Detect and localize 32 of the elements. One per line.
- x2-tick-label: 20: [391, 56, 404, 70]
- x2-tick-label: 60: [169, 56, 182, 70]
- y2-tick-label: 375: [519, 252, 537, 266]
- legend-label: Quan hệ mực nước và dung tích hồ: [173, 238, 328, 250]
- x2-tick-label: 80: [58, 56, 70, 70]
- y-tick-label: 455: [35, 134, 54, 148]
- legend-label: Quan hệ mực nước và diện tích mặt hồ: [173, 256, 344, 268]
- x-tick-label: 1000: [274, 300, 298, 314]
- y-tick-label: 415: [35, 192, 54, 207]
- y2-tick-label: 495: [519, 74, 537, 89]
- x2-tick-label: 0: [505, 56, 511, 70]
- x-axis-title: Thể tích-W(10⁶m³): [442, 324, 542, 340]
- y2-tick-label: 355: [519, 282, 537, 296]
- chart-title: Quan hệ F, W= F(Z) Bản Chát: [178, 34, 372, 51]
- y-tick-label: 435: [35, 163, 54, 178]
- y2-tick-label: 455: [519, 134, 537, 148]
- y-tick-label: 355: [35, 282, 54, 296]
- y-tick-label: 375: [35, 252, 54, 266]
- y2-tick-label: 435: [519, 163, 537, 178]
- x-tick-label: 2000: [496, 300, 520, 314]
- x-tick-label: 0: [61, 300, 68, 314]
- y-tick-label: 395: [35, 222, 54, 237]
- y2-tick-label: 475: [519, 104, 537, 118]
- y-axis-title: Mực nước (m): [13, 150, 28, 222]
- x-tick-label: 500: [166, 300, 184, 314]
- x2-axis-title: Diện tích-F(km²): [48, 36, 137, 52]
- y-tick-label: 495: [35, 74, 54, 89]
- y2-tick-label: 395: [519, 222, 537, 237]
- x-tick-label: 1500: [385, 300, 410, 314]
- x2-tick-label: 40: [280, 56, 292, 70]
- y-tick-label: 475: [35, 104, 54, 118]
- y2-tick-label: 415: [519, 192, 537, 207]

• • • • • • •

Task.
Replace every occurrence of "legend-label" in the listing above with "legend-entry", then give the full listing again with nothing else changed.

Full solution.
Detect and localize 32 of the elements. One per line.
- x2-tick-label: 20: [391, 56, 404, 70]
- x2-tick-label: 60: [169, 56, 182, 70]
- y2-tick-label: 375: [519, 252, 537, 266]
- legend-entry: Quan hệ mực nước và dung tích hồ: [173, 238, 328, 250]
- x2-tick-label: 80: [58, 56, 70, 70]
- y-tick-label: 455: [35, 134, 54, 148]
- legend-entry: Quan hệ mực nước và diện tích mặt hồ: [173, 256, 344, 268]
- x-tick-label: 1000: [274, 300, 298, 314]
- y-tick-label: 415: [35, 192, 54, 207]
- y2-tick-label: 495: [519, 74, 537, 89]
- x2-tick-label: 0: [505, 56, 511, 70]
- x-axis-title: Thể tích-W(10⁶m³): [442, 324, 542, 340]
- y2-tick-label: 355: [519, 282, 537, 296]
- chart-title: Quan hệ F, W= F(Z) Bản Chát: [178, 34, 372, 51]
- y-tick-label: 435: [35, 163, 54, 178]
- y2-tick-label: 455: [519, 134, 537, 148]
- y-tick-label: 355: [35, 282, 54, 296]
- y-tick-label: 375: [35, 252, 54, 266]
- y2-tick-label: 435: [519, 163, 537, 178]
- x-tick-label: 2000: [496, 300, 520, 314]
- x-tick-label: 0: [61, 300, 68, 314]
- y-tick-label: 395: [35, 222, 54, 237]
- y2-tick-label: 475: [519, 104, 537, 118]
- y-axis-title: Mực nước (m): [13, 150, 28, 222]
- x-tick-label: 500: [166, 300, 184, 314]
- x2-axis-title: Diện tích-F(km²): [48, 36, 137, 52]
- y-tick-label: 495: [35, 74, 54, 89]
- y2-tick-label: 395: [519, 222, 537, 237]
- x-tick-label: 1500: [385, 300, 410, 314]
- x2-tick-label: 40: [280, 56, 292, 70]
- y-tick-label: 475: [35, 104, 54, 118]
- y2-tick-label: 415: [519, 192, 537, 207]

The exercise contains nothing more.